§ TO DO
Present the following entries again, word for word and in full.

"""

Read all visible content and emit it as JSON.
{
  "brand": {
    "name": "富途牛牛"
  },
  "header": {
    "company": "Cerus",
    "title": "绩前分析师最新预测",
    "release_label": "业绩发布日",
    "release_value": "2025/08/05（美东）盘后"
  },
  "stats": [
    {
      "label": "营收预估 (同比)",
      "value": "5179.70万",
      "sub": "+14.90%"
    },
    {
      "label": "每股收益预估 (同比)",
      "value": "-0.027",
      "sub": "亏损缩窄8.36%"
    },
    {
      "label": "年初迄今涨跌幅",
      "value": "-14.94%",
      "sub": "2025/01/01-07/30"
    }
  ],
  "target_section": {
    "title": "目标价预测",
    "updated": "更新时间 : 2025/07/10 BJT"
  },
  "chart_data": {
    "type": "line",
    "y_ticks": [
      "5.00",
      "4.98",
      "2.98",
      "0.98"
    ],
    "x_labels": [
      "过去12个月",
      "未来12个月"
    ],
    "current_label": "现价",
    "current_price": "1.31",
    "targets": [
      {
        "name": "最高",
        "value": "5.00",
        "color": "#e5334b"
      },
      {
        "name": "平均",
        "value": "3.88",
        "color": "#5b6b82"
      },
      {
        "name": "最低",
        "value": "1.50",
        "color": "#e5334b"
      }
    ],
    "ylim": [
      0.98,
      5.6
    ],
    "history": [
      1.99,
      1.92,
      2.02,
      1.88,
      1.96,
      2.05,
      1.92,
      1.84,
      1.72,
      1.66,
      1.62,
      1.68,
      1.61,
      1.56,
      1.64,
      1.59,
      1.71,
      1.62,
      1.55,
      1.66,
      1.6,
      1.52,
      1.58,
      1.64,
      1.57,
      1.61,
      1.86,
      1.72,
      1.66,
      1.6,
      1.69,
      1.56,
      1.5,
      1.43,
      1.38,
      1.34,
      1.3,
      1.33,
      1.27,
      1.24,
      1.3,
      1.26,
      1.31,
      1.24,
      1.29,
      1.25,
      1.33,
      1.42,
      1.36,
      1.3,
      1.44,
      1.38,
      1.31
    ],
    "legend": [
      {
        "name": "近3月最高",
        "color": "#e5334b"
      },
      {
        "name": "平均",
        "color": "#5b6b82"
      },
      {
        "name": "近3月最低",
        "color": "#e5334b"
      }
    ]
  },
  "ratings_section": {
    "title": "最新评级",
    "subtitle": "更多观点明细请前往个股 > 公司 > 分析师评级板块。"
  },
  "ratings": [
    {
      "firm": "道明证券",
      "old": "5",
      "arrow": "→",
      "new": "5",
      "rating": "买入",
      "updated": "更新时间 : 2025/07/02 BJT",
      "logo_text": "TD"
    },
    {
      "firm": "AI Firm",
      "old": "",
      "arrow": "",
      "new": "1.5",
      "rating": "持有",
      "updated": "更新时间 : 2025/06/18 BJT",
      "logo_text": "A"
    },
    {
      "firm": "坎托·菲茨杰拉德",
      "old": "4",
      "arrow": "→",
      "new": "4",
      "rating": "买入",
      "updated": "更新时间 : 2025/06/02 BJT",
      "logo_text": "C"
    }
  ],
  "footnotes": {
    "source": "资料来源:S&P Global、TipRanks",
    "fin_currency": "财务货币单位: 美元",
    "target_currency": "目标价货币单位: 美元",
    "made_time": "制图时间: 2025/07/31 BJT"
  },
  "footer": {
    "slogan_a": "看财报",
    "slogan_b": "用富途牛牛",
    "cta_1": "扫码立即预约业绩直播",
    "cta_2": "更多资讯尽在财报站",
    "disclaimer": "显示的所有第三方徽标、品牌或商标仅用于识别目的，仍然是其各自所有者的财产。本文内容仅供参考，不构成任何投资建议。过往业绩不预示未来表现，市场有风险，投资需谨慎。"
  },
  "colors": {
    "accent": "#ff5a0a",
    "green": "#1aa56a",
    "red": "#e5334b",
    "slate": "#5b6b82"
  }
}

"""

§ WRITTEN REPLY
Read all visible content and emit it as JSON.
{
  "brand": {
    "name": "富途牛牛"
  },
  "header": {
    "company": "Cerus",
    "title": "绩前分析师最新预测",
    "release_label": "业绩发布日",
    "release_value": "2025/08/05（美东）盘后"
  },
  "stats": [
    {
      "label": "营收预估 (同比)",
      "value": "5179.70万",
      "sub": "+14.90%"
    },
    {
      "label": "每股收益预估 (同比)",
      "value": "-0.027",
      "sub": "亏损缩窄8.36%"
    },
    {
      "label": "年初迄今涨跌幅",
      "value": "-14.94%",
      "sub": "2025/01/01-07/30"
    }
  ],
  "target_section": {
    "title": "目标价预测",
    "updated": "更新时间 : 2025/07/10 BJT"
  },
  "chart_data": {
    "type": "line",
    "y_ticks": [
      "5.00",
      "4.98",
      "2.98",
      "0.98"
    ],
    "x_labels": [
      "过去12个月",
      "未来12个月"
    ],
    "current_label": "现价",
    "current_price": "1.31",
    "targets": [
      {
        "name": "最高",
        "value": "5.00",
        "color": "#e5334b"
      },
      {
        "name": "平均",
        "value": "3.88",
        "color": "#5b6b82"
      },
      {
        "name": "最低",
        "value": "1.50",
        "color": "#e5334b"
      }
    ],
    "ylim": [
      0.98,
      5.6
    ],
    "history": [
      1.99,
      1.92,
      2.02,
      1.88,
      1.96,
      2.05,
      1.92,
      1.84,
      1.72,
      1.66,
      1.62,
      1.68,
      1.61,
      1.56,
      1.64,
      1.59,
      1.71,
      1.62,
      1.55,
      1.66,
      1.6,
      1.52,
      1.58,
      1.64,
      1.57,
      1.61,
      1.86,
      1.72,
      1.66,
      1.6,
      1.69,
      1.56,
      1.5,
      1.43,
      1.38,
      1.34,
      1.3,
      1.33,
      1.27,
      1.24,
      1.3,
      1.26,
      1.31,
      1.24,
      1.29,
      1.25,
      1.33,
      1.42,
      1.36,
      1.3,
      1.44,
      1.38,
      1.31
    ],
    "legend": [
      {
        "name": "近3月最高",
        "color": "#e5334b"
      },
      {
        "name": "平均",
        "color": "#5b6b82"
      },
      {
        "name": "近3月最低",
        "color": "#e5334b"
      }
    ]
  },
  "ratings_section": {
    "title": "最新评级",
    "subtitle": "更多观点明细请前往个股 > 公司 > 分析师评级板块。"
  },
  "ratings": [
    {
      "firm": "道明证券",
      "old": "5",
      "arrow": "→",
      "new": "5",
      "rating": "买入",
      "updated": "更新时间 : 2025/07/02 BJT",
      "logo_text": "TD"
    },
    {
      "firm": "AI Firm",
      "old": "",
      "arrow": "",
      "new": "1.5",
      "rating": "持有",
      "updated": "更新时间 : 2025/06/18 BJT",
      "logo_text": "A"
    },
    {
      "firm": "坎托·菲茨杰拉德",
      "old": "4",
      "arrow": "→",
      "new": "4",
      "rating": "买入",
      "updated": "更新时间 : 2025/06/02 BJT",
      "logo_text": "C"
    }
  ],
  "footnotes": {
    "source": "资料来源:S&P Global、TipRanks",
    "fin_currency": "财务货币单位: 美元",
    "target_currency": "目标价货币单位: 美元",
    "made_time": "制图时间: 2025/07/31 BJT"
  },
  "footer": {
    "slogan_a": "看财报",
    "slogan_b": "用富途牛牛",
    "cta_1": "扫码立即预约业绩直播",
    "cta_2": "更多资讯尽在财报站",
    "disclaimer": "显示的所有第三方徽标、品牌或商标仅用于识别目的，仍然是其各自所有者的财产。本文内容仅供参考，不构成任何投资建议。过往业绩不预示未来表现，市场有风险，投资需谨慎。"
  },
  "colors": {
    "accent": "#ff5a0a",
    "green": "#1aa56a",
    "red": "#e5334b",
    "slate": "#5b6b82"
  }
}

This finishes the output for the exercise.